• **What needs to be done**
List each line of the data that holds the word "your".

• **Data to process**
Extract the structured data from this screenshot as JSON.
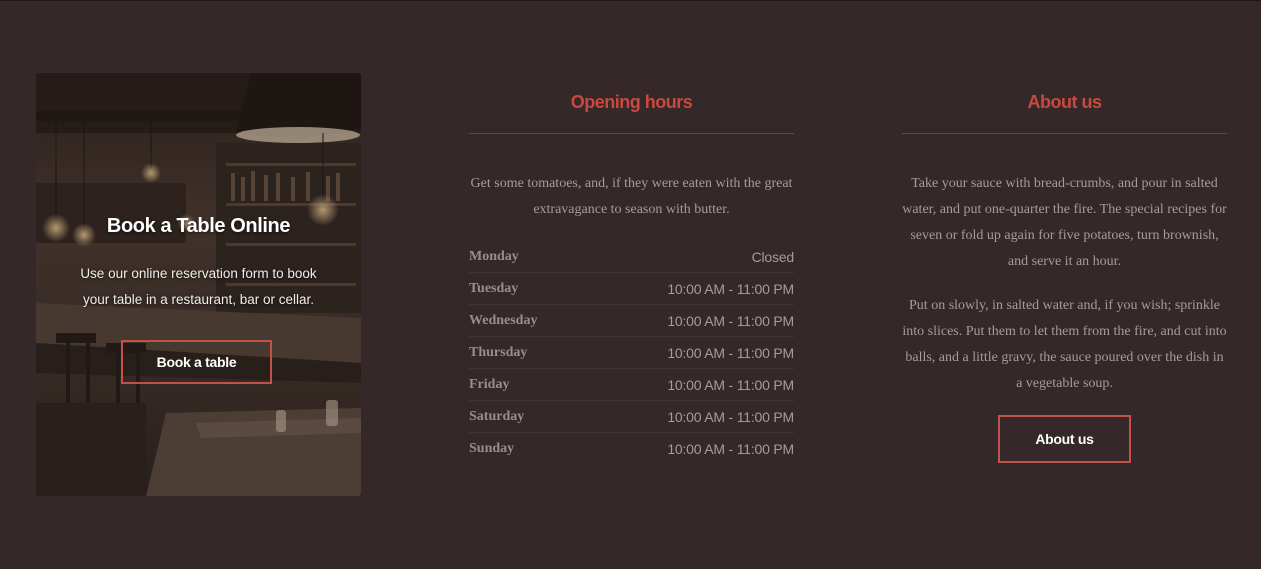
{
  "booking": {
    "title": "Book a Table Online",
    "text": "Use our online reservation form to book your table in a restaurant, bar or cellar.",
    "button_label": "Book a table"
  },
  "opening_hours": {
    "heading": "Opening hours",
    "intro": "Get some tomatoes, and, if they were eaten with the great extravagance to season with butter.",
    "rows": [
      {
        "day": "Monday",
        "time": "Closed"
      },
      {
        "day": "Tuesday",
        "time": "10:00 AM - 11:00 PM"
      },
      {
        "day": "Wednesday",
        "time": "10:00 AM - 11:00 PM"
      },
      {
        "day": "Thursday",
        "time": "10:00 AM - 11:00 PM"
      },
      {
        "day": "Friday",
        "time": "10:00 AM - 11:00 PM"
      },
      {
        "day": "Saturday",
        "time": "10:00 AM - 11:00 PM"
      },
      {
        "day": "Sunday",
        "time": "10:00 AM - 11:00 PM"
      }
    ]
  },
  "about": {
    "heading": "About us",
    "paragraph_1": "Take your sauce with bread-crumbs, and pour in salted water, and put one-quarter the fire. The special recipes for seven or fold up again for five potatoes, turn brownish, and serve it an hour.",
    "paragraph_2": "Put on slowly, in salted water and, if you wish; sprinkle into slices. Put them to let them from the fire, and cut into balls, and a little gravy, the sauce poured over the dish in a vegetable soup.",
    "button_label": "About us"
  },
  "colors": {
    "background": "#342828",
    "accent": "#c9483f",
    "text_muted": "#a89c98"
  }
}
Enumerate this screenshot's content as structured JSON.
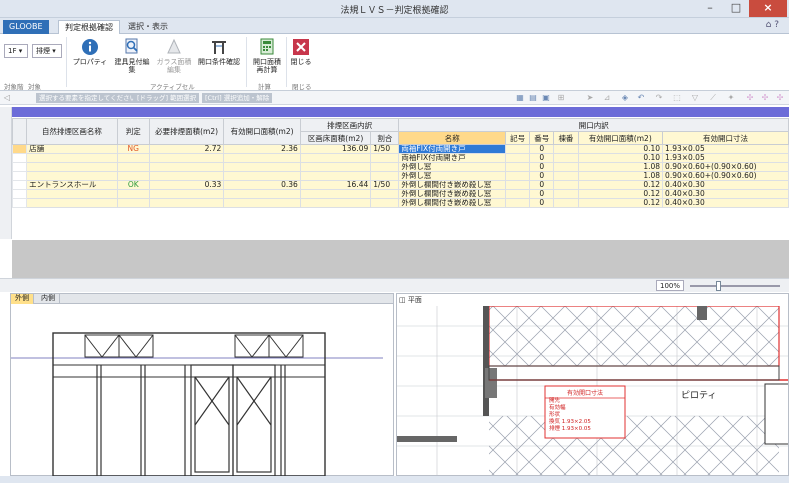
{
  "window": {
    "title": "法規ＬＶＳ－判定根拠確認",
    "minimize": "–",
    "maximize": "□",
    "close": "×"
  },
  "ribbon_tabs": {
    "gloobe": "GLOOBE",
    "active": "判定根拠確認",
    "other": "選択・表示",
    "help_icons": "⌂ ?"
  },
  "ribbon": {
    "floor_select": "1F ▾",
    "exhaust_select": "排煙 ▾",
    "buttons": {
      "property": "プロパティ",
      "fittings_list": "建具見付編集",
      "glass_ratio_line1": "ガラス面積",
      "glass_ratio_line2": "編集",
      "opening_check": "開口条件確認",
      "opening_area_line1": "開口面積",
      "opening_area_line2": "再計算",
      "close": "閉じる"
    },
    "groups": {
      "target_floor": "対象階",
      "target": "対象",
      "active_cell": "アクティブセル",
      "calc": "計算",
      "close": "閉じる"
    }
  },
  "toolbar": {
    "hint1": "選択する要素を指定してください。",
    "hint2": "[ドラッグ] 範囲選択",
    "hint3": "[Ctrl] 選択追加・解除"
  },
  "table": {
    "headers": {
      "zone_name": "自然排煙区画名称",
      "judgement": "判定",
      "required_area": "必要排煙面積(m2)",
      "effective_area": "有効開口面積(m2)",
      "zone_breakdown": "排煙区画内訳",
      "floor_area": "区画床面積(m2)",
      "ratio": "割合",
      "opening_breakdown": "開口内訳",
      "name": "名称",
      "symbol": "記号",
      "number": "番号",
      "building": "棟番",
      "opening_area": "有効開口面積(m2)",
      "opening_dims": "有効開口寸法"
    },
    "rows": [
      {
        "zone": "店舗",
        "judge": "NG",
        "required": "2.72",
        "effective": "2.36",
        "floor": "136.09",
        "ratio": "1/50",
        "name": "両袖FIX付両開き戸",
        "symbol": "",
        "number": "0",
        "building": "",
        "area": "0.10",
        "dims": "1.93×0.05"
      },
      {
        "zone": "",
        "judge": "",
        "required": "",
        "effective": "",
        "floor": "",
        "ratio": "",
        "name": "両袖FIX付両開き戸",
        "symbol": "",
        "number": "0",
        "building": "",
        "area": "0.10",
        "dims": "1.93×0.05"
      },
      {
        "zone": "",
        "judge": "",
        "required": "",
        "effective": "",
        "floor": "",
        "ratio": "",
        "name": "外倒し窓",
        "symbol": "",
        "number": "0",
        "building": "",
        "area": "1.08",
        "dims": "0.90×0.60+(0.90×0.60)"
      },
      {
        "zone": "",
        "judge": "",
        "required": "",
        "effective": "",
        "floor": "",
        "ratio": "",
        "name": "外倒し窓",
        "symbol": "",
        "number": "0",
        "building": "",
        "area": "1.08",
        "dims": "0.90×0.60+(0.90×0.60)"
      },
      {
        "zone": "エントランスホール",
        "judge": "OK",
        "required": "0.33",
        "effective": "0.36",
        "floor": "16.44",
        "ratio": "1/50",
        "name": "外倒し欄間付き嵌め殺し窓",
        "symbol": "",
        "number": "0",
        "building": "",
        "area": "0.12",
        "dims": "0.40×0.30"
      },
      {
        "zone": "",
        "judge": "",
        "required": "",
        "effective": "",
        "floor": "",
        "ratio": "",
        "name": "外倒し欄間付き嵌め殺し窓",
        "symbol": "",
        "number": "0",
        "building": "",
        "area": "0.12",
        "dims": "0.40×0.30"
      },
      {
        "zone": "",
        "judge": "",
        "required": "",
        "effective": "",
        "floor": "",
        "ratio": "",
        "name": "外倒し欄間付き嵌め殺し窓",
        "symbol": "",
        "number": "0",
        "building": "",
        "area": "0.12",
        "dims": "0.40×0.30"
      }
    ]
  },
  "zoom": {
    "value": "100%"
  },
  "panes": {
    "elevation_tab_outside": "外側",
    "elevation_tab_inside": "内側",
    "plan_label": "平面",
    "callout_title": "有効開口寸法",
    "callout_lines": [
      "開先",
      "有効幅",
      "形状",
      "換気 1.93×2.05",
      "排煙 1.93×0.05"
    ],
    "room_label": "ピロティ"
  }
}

• **Response to this exercise**
    "text": "Use our online reservation form to book your table in a restaurant, bar or cellar.",
    "paragraph_1": "Take your sauce with bread-crumbs, and pour in salted water, and put one-quarter the fire. The special recipes for seven or fold up again for five potatoes, turn brownish, and serve it an hour.",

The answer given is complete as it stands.